▶ _What the task requires_: Copy each line below exactly and leave the pictures out.

▶ _The records_:

● ● ● ● ●

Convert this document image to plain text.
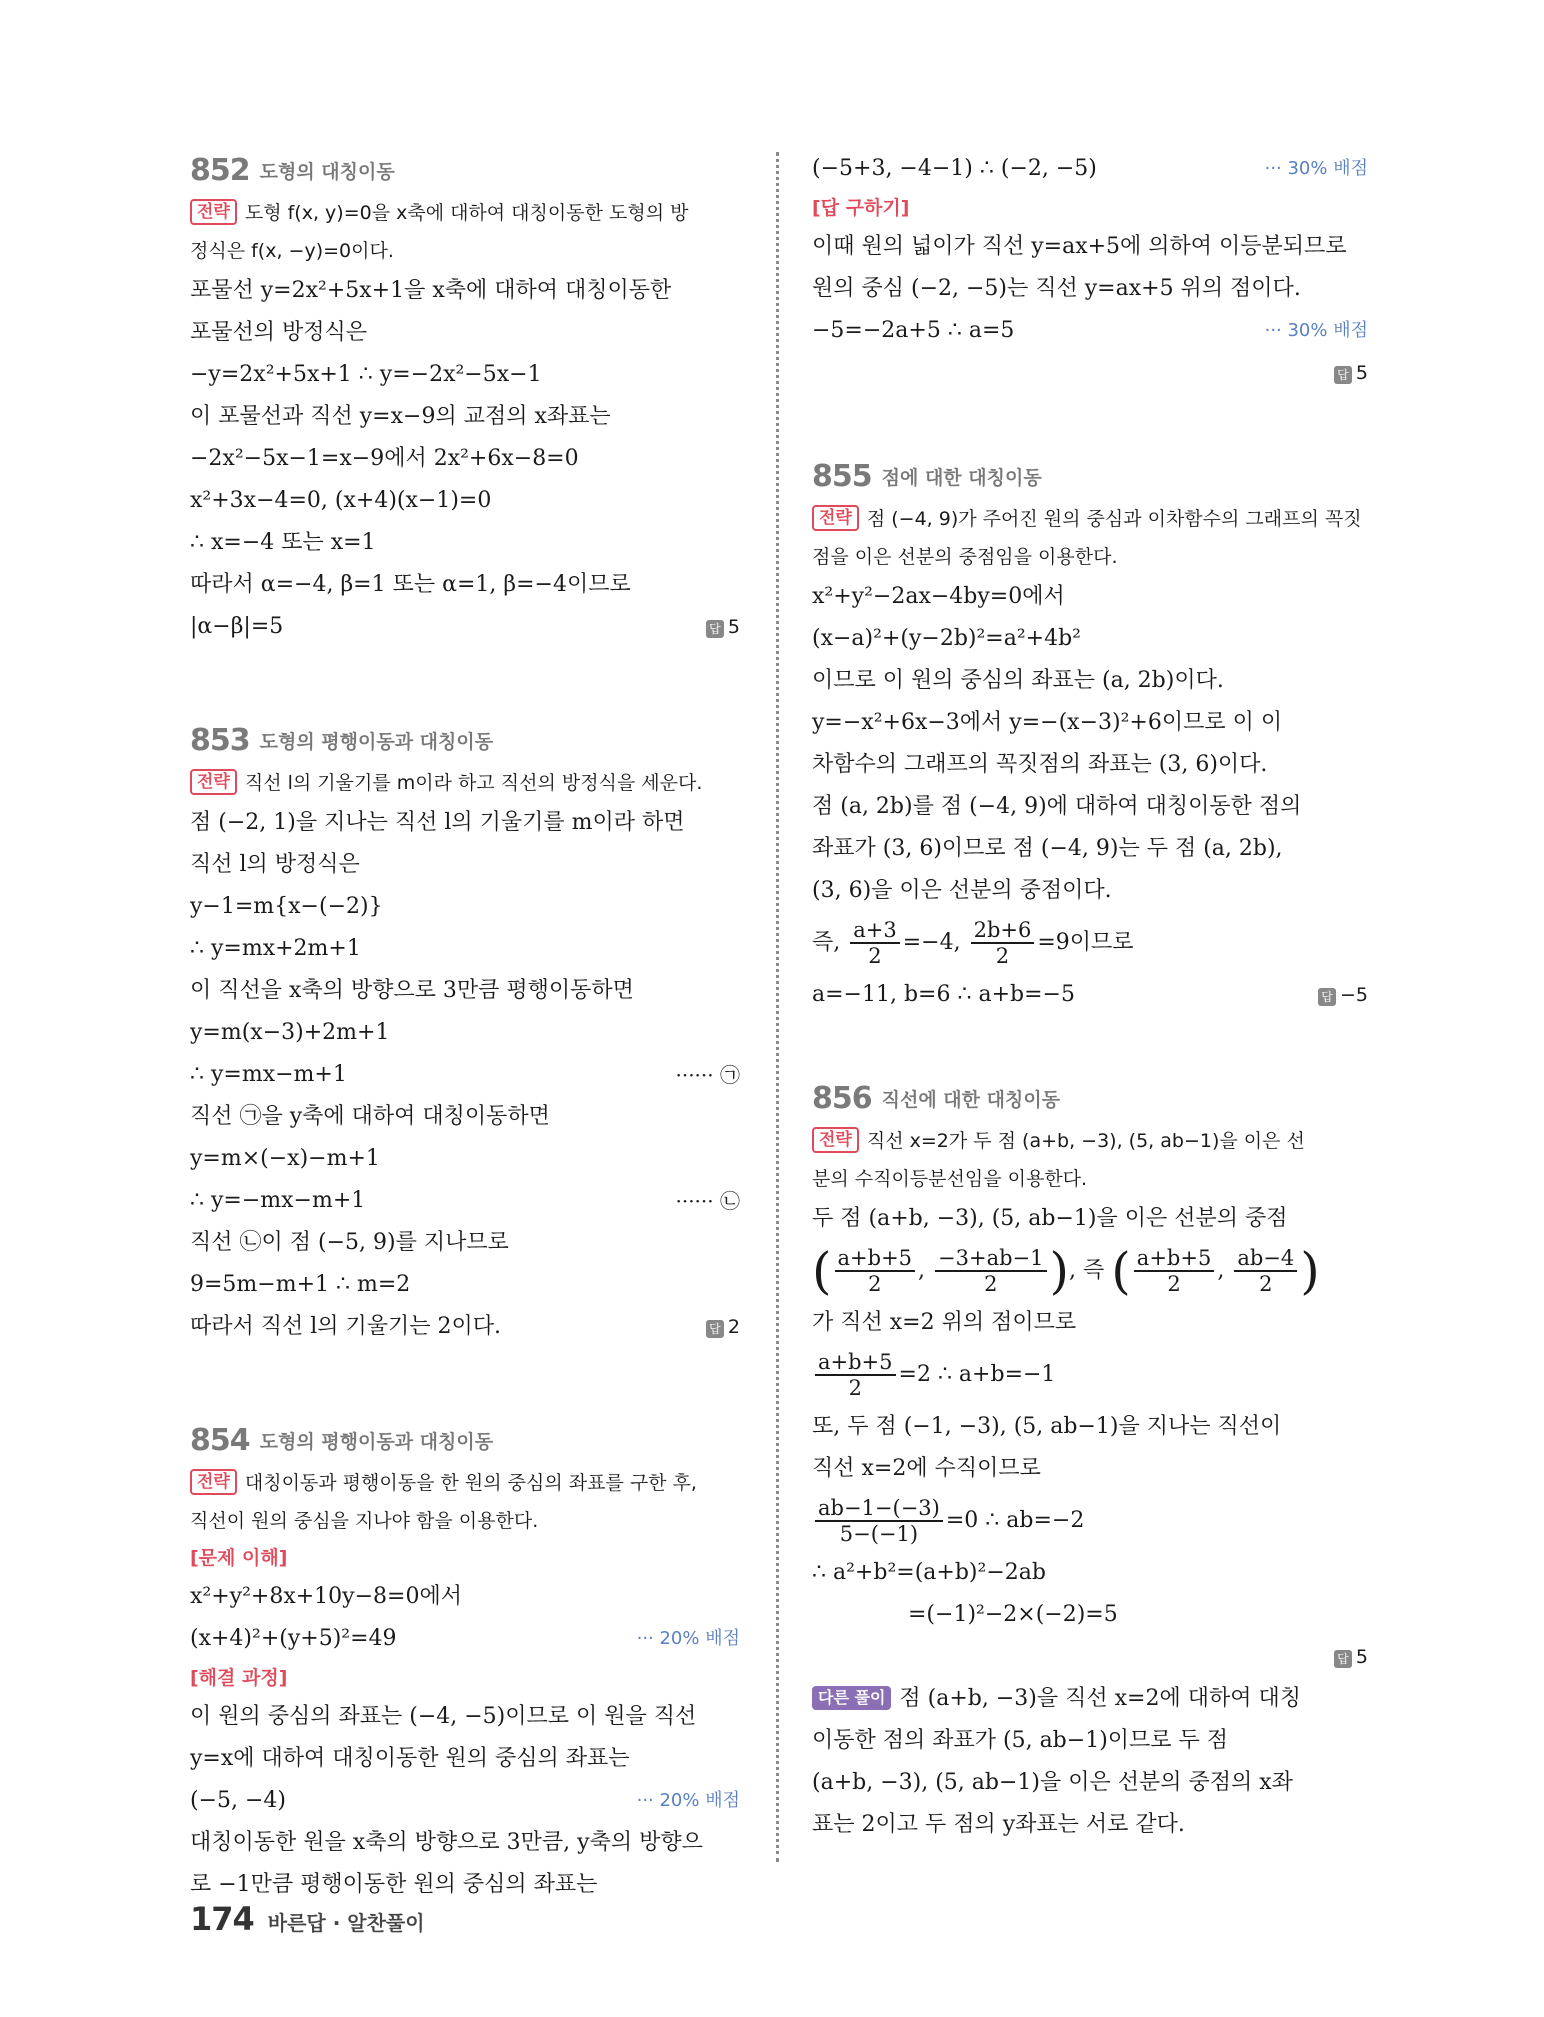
852 도형의 대칭이동
전략 도형 f(x, y)=0을 x축에 대하여 대칭이동한 도형의 방
정식은 f(x, −y)=0이다.
포물선 y=2x²+5x+1을 x축에 대하여 대칭이동한
포물선의 방정식은
−y=2x²+5x+1 ∴ y=−2x²−5x−1
이 포물선과 직선 y=x−9의 교점의 x좌표는
−2x²−5x−1=x−9에서 2x²+6x−8=0
x²+3x−4=0, (x+4)(x−1)=0
∴ x=−4 또는 x=1
따라서 α=−4, β=1 또는 α=1, β=−4이므로
|α−β|=5	답 5
853 도형의 평행이동과 대칭이동
전략 직선 l의 기울기를 m이라 하고 직선의 방정식을 세운다.
점 (−2, 1)을 지나는 직선 l의 기울기를 m이라 하면
직선 l의 방정식은
y−1=m{x−(−2)}
∴ y=mx+2m+1
이 직선을 x축의 방향으로 3만큼 평행이동하면
y=m(x−3)+2m+1
∴ y=mx−m+1	······ ㉠
직선 ㉠을 y축에 대하여 대칭이동하면
y=m×(−x)−m+1
∴ y=−mx−m+1	······ ㉡
직선 ㉡이 점 (−5, 9)를 지나므로
9=5m−m+1 ∴ m=2
따라서 직선 l의 기울기는 2이다.	답 2
854 도형의 평행이동과 대칭이동
전략 대칭이동과 평행이동을 한 원의 중심의 좌표를 구한 후,
직선이 원의 중심을 지나야 함을 이용한다.
[문제 이해]
x²+y²+8x+10y−8=0에서
(x+4)²+(y+5)²=49	··· 20% 배점
[해결 과정]
이 원의 중심의 좌표는 (−4, −5)이므로 이 원을 직선
y=x에 대하여 대칭이동한 원의 중심의 좌표는
(−5, −4)	··· 20% 배점
대칭이동한 원을 x축의 방향으로 3만큼, y축의 방향으
로 −1만큼 평행이동한 원의 중심의 좌표는
(−5+3, −4−1) ∴ (−2, −5)	··· 30% 배점
[답 구하기]
이때 원의 넓이가 직선 y=ax+5에 의하여 이등분되므로
원의 중심 (−2, −5)는 직선 y=ax+5 위의 점이다.
−5=−2a+5 ∴ a=5	··· 30% 배점
답 5
855 점에 대한 대칭이동
전략 점 (−4, 9)가 주어진 원의 중심과 이차함수의 그래프의 꼭짓
점을 이은 선분의 중점임을 이용한다.
x²+y²−2ax−4by=0에서
(x−a)²+(y−2b)²=a²+4b²
이므로 이 원의 중심의 좌표는 (a, 2b)이다.
y=−x²+6x−3에서 y=−(x−3)²+6이므로 이 이
차함수의 그래프의 꼭짓점의 좌표는 (3, 6)이다.
점 (a, 2b)를 점 (−4, 9)에 대하여 대칭이동한 점의
좌표가 (3, 6)이므로 점 (−4, 9)는 두 점 (a, 2b),
(3, 6)을 이은 선분의 중점이다.
즉, $\frac{a+3}{2} =-4$, $\frac{2b+6}{2} =9$이므로
a=−11, b=6 ∴ a+b=−5	답 −5
856 직선에 대한 대칭이동
전략 직선 x=2가 두 점 (a+b, −3), (5, ab−1)을 이은 선
분의 수직이등분선임을 이용한다.
두 점 (a+b, −3), (5, ab−1)을 이은 선분의 중점
( $\frac{a+b+5}{2}$ , $\frac{-3+ab-1}{2}$ ), 즉 ( $\frac{a+b+5}{2}$ , $\frac{ab-4}{2}$ )
가 직선 x=2 위의 점이므로
$\frac{a+b+5}{2} =2$ ∴ a+b=−1
또, 두 점 (−1, −3), (5, ab−1)을 지나는 직선이
직선 x=2에 수직이므로
$\frac{ab-1-(-3)}{5-(-1)} =0$ ∴ ab=−2
∴ a²+b²=(a+b)²−2ab
=(−1)²−2×(−2)=5
답 5
다른 풀이 점 (a+b, −3)을 직선 x=2에 대하여 대칭
이동한 점의 좌표가 (5, ab−1)이므로 두 점
(a+b, −3), (5, ab−1)을 이은 선분의 중점의 x좌
표는 2이고 두 점의 y좌표는 서로 같다.
174 바른답 · 알찬풀이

● ● ● ● ●

▶ _Solution_:
Convert this document image to plain text.
852 도형의 대칭이동
전략 도형 f(x, y)=0을 x축에 대하여 대칭이동한 도형의 방
정식은 f(x, −y)=0이다.
포물선 y=2x²+5x+1을 x축에 대하여 대칭이동한
포물선의 방정식은
−y=2x²+5x+1 ∴ y=−2x²−5x−1
이 포물선과 직선 y=x−9의 교점의 x좌표는
−2x²−5x−1=x−9에서 2x²+6x−8=0
x²+3x−4=0, (x+4)(x−1)=0
∴ x=−4 또는 x=1
따라서 α=−4, β=1 또는 α=1, β=−4이므로
|α−β|=5	답 5
853 도형의 평행이동과 대칭이동
전략 직선 l의 기울기를 m이라 하고 직선의 방정식을 세운다.
점 (−2, 1)을 지나는 직선 l의 기울기를 m이라 하면
직선 l의 방정식은
y−1=m{x−(−2)}
∴ y=mx+2m+1
이 직선을 x축의 방향으로 3만큼 평행이동하면
y=m(x−3)+2m+1
∴ y=mx−m+1	······ ㉠
직선 ㉠을 y축에 대하여 대칭이동하면
y=m×(−x)−m+1
∴ y=−mx−m+1	······ ㉡
직선 ㉡이 점 (−5, 9)를 지나므로
9=5m−m+1 ∴ m=2
따라서 직선 l의 기울기는 2이다.	답 2
854 도형의 평행이동과 대칭이동
전략 대칭이동과 평행이동을 한 원의 중심의 좌표를 구한 후,
직선이 원의 중심을 지나야 함을 이용한다.
[문제 이해]
x²+y²+8x+10y−8=0에서
(x+4)²+(y+5)²=49	··· 20% 배점
[해결 과정]
이 원의 중심의 좌표는 (−4, −5)이므로 이 원을 직선
y=x에 대하여 대칭이동한 원의 중심의 좌표는
(−5, −4)	··· 20% 배점
대칭이동한 원을 x축의 방향으로 3만큼, y축의 방향으
로 −1만큼 평행이동한 원의 중심의 좌표는
(−5+3, −4−1) ∴ (−2, −5)	··· 30% 배점
[답 구하기]
이때 원의 넓이가 직선 y=ax+5에 의하여 이등분되므로
원의 중심 (−2, −5)는 직선 y=ax+5 위의 점이다.
−5=−2a+5 ∴ a=5	··· 30% 배점
답 5
855 점에 대한 대칭이동
전략 점 (−4, 9)가 주어진 원의 중심과 이차함수의 그래프의 꼭짓
점을 이은 선분의 중점임을 이용한다.
x²+y²−2ax−4by=0에서
(x−a)²+(y−2b)²=a²+4b²
이므로 이 원의 중심의 좌표는 (a, 2b)이다.
y=−x²+6x−3에서 y=−(x−3)²+6이므로 이 이
차함수의 그래프의 꼭짓점의 좌표는 (3, 6)이다.
점 (a, 2b)를 점 (−4, 9)에 대하여 대칭이동한 점의
좌표가 (3, 6)이므로 점 (−4, 9)는 두 점 (a, 2b),
(3, 6)을 이은 선분의 중점이다.
즉, $\frac{a+3}{2} =-4$, $\frac{2b+6}{2} =9$이므로
a=−11, b=6 ∴ a+b=−5	답 −5
856 직선에 대한 대칭이동
전략 직선 x=2가 두 점 (a+b, −3), (5, ab−1)을 이은 선
분의 수직이등분선임을 이용한다.
두 점 (a+b, −3), (5, ab−1)을 이은 선분의 중점
( $\frac{a+b+5}{2}$ , $\frac{-3+ab-1}{2}$ ), 즉 ( $\frac{a+b+5}{2}$ , $\frac{ab-4}{2}$ )
가 직선 x=2 위의 점이므로
$\frac{a+b+5}{2} =2$ ∴ a+b=−1
또, 두 점 (−1, −3), (5, ab−1)을 지나는 직선이
직선 x=2에 수직이므로
$\frac{ab-1-(-3)}{5-(-1)} =0$ ∴ ab=−2
∴ a²+b²=(a+b)²−2ab
=(−1)²−2×(−2)=5
답 5
다른 풀이 점 (a+b, −3)을 직선 x=2에 대하여 대칭
이동한 점의 좌표가 (5, ab−1)이므로 두 점
(a+b, −3), (5, ab−1)을 이은 선분의 중점의 x좌
표는 2이고 두 점의 y좌표는 서로 같다.
174 바른답 · 알찬풀이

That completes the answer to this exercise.